• [GIVEN INSTRUCTION] Search the records for the word "square" and report each line that has it.

• [MATERIAL]

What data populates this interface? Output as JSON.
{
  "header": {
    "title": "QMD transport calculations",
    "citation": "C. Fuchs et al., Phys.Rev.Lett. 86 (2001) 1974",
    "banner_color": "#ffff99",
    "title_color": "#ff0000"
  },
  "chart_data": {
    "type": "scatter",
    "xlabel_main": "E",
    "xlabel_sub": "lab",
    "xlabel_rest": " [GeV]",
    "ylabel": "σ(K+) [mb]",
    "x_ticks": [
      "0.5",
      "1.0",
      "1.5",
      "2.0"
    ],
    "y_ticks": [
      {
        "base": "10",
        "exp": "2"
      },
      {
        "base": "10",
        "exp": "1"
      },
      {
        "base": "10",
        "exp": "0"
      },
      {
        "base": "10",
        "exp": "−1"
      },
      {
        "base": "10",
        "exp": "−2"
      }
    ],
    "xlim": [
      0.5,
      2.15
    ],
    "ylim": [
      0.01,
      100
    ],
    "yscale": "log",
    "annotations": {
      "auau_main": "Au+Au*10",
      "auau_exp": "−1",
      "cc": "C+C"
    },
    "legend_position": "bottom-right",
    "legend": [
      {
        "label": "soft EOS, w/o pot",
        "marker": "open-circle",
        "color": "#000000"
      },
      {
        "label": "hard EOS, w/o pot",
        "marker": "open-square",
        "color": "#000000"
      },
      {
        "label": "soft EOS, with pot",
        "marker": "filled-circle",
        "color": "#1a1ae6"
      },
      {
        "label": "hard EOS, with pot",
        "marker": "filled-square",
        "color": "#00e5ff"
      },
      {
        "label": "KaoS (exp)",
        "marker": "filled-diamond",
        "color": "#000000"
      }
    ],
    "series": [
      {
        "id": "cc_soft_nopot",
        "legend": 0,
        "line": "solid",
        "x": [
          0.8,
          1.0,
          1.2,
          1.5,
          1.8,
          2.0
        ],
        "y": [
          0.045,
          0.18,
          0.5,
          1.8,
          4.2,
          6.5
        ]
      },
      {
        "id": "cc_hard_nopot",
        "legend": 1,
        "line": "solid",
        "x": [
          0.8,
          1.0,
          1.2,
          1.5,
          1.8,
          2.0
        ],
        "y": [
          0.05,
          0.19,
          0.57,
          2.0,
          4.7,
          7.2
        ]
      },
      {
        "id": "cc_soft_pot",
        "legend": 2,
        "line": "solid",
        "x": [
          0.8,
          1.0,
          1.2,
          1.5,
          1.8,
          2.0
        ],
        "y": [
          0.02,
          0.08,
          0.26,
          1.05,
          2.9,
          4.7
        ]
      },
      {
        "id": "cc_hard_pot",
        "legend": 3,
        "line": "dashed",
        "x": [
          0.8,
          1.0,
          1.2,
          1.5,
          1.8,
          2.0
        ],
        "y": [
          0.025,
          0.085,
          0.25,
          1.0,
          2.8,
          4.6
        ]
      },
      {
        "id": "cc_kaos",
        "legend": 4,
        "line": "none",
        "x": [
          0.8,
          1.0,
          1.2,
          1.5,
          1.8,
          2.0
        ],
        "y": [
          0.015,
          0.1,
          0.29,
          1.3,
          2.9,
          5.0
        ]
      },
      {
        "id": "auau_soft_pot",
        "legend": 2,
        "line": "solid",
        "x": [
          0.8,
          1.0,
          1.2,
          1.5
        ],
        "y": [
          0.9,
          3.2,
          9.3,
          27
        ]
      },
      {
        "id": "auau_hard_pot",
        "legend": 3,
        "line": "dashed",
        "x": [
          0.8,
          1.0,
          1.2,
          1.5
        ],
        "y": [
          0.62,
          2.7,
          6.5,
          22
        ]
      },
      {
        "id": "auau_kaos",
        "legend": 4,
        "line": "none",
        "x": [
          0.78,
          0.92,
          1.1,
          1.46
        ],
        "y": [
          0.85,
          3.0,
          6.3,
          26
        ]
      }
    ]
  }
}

• [EXPECTED ANSWER]
        "marker": "open-square",
        "marker": "filled-square",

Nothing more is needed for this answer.